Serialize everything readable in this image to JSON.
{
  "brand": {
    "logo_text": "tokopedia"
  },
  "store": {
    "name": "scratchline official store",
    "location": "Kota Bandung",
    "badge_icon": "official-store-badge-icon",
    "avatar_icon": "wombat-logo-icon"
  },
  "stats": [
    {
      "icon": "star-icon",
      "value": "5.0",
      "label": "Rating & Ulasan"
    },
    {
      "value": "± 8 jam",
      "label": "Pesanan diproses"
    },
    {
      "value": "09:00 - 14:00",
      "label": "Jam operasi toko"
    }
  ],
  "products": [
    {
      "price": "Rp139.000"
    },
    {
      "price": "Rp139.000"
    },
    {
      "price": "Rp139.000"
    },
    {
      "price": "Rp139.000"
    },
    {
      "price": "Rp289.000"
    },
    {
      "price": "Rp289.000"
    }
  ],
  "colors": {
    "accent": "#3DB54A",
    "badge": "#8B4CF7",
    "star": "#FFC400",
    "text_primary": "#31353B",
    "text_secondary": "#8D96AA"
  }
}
★ ★ ★ ★
Your task is to retype all of the records exactly.

▶ _The reply_
Serialize everything readable in this image to JSON.
{
  "brand": {
    "logo_text": "tokopedia"
  },
  "store": {
    "name": "scratchline official store",
    "location": "Kota Bandung",
    "badge_icon": "official-store-badge-icon",
    "avatar_icon": "wombat-logo-icon"
  },
  "stats": [
    {
      "icon": "star-icon",
      "value": "5.0",
      "label": "Rating & Ulasan"
    },
    {
      "value": "± 8 jam",
      "label": "Pesanan diproses"
    },
    {
      "value": "09:00 - 14:00",
      "label": "Jam operasi toko"
    }
  ],
  "products": [
    {
      "price": "Rp139.000"
    },
    {
      "price": "Rp139.000"
    },
    {
      "price": "Rp139.000"
    },
    {
      "price": "Rp139.000"
    },
    {
      "price": "Rp289.000"
    },
    {
      "price": "Rp289.000"
    }
  ],
  "colors": {
    "accent": "#3DB54A",
    "badge": "#8B4CF7",
    "star": "#FFC400",
    "text_primary": "#31353B",
    "text_secondary": "#8D96AA"
  }
}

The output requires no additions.